• To be done:
Every entry must be duplicated precisely as written.

## BEGIN Provided material

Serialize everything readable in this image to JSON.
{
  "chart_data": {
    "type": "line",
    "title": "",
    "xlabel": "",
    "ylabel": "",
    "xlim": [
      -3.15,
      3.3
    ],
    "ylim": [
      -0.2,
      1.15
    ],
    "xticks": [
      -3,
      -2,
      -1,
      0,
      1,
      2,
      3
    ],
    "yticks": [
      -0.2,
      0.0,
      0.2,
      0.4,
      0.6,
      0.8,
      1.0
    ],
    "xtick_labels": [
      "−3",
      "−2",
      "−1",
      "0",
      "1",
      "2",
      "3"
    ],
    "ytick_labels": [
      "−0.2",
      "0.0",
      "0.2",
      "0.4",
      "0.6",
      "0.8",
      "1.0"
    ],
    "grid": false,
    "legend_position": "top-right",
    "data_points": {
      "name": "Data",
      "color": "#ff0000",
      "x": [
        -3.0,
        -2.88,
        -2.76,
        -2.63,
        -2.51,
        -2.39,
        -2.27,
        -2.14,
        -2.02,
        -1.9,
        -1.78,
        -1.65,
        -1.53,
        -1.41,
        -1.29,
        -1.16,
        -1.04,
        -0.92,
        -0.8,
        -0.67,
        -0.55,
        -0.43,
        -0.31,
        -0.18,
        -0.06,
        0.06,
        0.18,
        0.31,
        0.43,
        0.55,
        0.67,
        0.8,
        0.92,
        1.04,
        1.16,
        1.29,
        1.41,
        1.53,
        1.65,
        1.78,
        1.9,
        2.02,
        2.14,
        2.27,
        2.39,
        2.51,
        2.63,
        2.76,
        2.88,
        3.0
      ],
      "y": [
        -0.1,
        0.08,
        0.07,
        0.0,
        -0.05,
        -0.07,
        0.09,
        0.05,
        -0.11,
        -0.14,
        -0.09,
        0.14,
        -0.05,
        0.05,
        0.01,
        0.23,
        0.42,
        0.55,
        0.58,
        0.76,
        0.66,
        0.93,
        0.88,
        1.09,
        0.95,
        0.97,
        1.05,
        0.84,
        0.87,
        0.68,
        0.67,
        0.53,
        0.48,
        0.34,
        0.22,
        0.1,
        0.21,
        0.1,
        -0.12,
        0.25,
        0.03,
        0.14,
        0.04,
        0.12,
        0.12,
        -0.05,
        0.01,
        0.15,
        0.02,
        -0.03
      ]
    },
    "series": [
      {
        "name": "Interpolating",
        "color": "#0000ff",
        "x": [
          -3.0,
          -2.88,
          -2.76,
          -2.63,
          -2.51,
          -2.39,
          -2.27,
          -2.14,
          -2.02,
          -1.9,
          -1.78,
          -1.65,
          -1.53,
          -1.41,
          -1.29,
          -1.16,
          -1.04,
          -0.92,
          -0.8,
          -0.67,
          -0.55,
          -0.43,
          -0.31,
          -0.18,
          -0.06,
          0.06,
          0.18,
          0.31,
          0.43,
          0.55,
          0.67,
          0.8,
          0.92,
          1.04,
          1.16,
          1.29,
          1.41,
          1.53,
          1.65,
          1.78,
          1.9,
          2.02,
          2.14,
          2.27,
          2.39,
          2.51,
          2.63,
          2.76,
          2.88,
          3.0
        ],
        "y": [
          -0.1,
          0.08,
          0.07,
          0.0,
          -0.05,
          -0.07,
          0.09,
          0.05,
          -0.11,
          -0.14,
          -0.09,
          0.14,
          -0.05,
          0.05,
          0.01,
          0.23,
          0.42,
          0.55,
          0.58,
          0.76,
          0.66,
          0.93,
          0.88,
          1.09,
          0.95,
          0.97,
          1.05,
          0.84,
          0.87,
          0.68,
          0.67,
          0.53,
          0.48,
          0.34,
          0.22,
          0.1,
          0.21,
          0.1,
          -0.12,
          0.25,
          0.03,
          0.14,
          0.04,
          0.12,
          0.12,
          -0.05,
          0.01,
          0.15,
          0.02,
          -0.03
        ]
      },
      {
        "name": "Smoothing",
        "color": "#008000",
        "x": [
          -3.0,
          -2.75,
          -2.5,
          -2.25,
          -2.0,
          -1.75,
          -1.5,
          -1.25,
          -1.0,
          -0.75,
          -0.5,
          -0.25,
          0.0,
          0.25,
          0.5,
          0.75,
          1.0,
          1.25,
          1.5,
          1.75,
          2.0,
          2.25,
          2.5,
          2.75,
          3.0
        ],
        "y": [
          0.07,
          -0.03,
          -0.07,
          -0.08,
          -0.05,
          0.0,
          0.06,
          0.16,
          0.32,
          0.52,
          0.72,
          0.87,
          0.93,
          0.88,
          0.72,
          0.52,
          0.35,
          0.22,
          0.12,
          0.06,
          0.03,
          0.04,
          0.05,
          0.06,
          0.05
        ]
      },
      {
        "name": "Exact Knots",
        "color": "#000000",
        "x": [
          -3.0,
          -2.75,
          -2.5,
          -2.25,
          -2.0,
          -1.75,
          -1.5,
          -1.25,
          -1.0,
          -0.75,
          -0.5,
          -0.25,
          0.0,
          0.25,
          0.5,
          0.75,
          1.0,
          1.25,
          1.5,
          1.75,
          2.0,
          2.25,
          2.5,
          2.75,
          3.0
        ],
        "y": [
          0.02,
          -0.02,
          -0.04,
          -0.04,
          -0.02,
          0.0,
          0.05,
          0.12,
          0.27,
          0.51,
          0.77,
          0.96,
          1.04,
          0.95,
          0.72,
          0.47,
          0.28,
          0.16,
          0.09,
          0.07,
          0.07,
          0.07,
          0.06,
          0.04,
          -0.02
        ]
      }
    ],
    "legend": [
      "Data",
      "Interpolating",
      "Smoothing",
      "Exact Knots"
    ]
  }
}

## END Provided material

• Expected answer:
Serialize everything readable in this image to JSON.
{
  "chart_data": {
    "type": "line",
    "title": "",
    "xlabel": "",
    "ylabel": "",
    "xlim": [
      -3.15,
      3.3
    ],
    "ylim": [
      -0.2,
      1.15
    ],
    "xticks": [
      -3,
      -2,
      -1,
      0,
      1,
      2,
      3
    ],
    "yticks": [
      -0.2,
      0.0,
      0.2,
      0.4,
      0.6,
      0.8,
      1.0
    ],
    "xtick_labels": [
      "−3",
      "−2",
      "−1",
      "0",
      "1",
      "2",
      "3"
    ],
    "ytick_labels": [
      "−0.2",
      "0.0",
      "0.2",
      "0.4",
      "0.6",
      "0.8",
      "1.0"
    ],
    "grid": false,
    "legend_position": "top-right",
    "data_points": {
      "name": "Data",
      "color": "#ff0000",
      "x": [
        -3.0,
        -2.88,
        -2.76,
        -2.63,
        -2.51,
        -2.39,
        -2.27,
        -2.14,
        -2.02,
        -1.9,
        -1.78,
        -1.65,
        -1.53,
        -1.41,
        -1.29,
        -1.16,
        -1.04,
        -0.92,
        -0.8,
        -0.67,
        -0.55,
        -0.43,
        -0.31,
        -0.18,
        -0.06,
        0.06,
        0.18,
        0.31,
        0.43,
        0.55,
        0.67,
        0.8,
        0.92,
        1.04,
        1.16,
        1.29,
        1.41,
        1.53,
        1.65,
        1.78,
        1.9,
        2.02,
        2.14,
        2.27,
        2.39,
        2.51,
        2.63,
        2.76,
        2.88,
        3.0
      ],
      "y": [
        -0.1,
        0.08,
        0.07,
        0.0,
        -0.05,
        -0.07,
        0.09,
        0.05,
        -0.11,
        -0.14,
        -0.09,
        0.14,
        -0.05,
        0.05,
        0.01,
        0.23,
        0.42,
        0.55,
        0.58,
        0.76,
        0.66,
        0.93,
        0.88,
        1.09,
        0.95,
        0.97,
        1.05,
        0.84,
        0.87,
        0.68,
        0.67,
        0.53,
        0.48,
        0.34,
        0.22,
        0.1,
        0.21,
        0.1,
        -0.12,
        0.25,
        0.03,
        0.14,
        0.04,
        0.12,
        0.12,
        -0.05,
        0.01,
        0.15,
        0.02,
        -0.03
      ]
    },
    "series": [
      {
        "name": "Interpolating",
        "color": "#0000ff",
        "x": [
          -3.0,
          -2.88,
          -2.76,
          -2.63,
          -2.51,
          -2.39,
          -2.27,
          -2.14,
          -2.02,
          -1.9,
          -1.78,
          -1.65,
          -1.53,
          -1.41,
          -1.29,
          -1.16,
          -1.04,
          -0.92,
          -0.8,
          -0.67,
          -0.55,
          -0.43,
          -0.31,
          -0.18,
          -0.06,
          0.06,
          0.18,
          0.31,
          0.43,
          0.55,
          0.67,
          0.8,
          0.92,
          1.04,
          1.16,
          1.29,
          1.41,
          1.53,
          1.65,
          1.78,
          1.9,
          2.02,
          2.14,
          2.27,
          2.39,
          2.51,
          2.63,
          2.76,
          2.88,
          3.0
        ],
        "y": [
          -0.1,
          0.08,
          0.07,
          0.0,
          -0.05,
          -0.07,
          0.09,
          0.05,
          -0.11,
          -0.14,
          -0.09,
          0.14,
          -0.05,
          0.05,
          0.01,
          0.23,
          0.42,
          0.55,
          0.58,
          0.76,
          0.66,
          0.93,
          0.88,
          1.09,
          0.95,
          0.97,
          1.05,
          0.84,
          0.87,
          0.68,
          0.67,
          0.53,
          0.48,
          0.34,
          0.22,
          0.1,
          0.21,
          0.1,
          -0.12,
          0.25,
          0.03,
          0.14,
          0.04,
          0.12,
          0.12,
          -0.05,
          0.01,
          0.15,
          0.02,
          -0.03
        ]
      },
      {
        "name": "Smoothing",
        "color": "#008000",
        "x": [
          -3.0,
          -2.75,
          -2.5,
          -2.25,
          -2.0,
          -1.75,
          -1.5,
          -1.25,
          -1.0,
          -0.75,
          -0.5,
          -0.25,
          0.0,
          0.25,
          0.5,
          0.75,
          1.0,
          1.25,
          1.5,
          1.75,
          2.0,
          2.25,
          2.5,
          2.75,
          3.0
        ],
        "y": [
          0.07,
          -0.03,
          -0.07,
          -0.08,
          -0.05,
          0.0,
          0.06,
          0.16,
          0.32,
          0.52,
          0.72,
          0.87,
          0.93,
          0.88,
          0.72,
          0.52,
          0.35,
          0.22,
          0.12,
          0.06,
          0.03,
          0.04,
          0.05,
          0.06,
          0.05
        ]
      },
      {
        "name": "Exact Knots",
        "color": "#000000",
        "x": [
          -3.0,
          -2.75,
          -2.5,
          -2.25,
          -2.0,
          -1.75,
          -1.5,
          -1.25,
          -1.0,
          -0.75,
          -0.5,
          -0.25,
          0.0,
          0.25,
          0.5,
          0.75,
          1.0,
          1.25,
          1.5,
          1.75,
          2.0,
          2.25,
          2.5,
          2.75,
          3.0
        ],
        "y": [
          0.02,
          -0.02,
          -0.04,
          -0.04,
          -0.02,
          0.0,
          0.05,
          0.12,
          0.27,
          0.51,
          0.77,
          0.96,
          1.04,
          0.95,
          0.72,
          0.47,
          0.28,
          0.16,
          0.09,
          0.07,
          0.07,
          0.07,
          0.06,
          0.04,
          -0.02
        ]
      }
    ],
    "legend": [
      "Data",
      "Interpolating",
      "Smoothing",
      "Exact Knots"
    ]
  }
}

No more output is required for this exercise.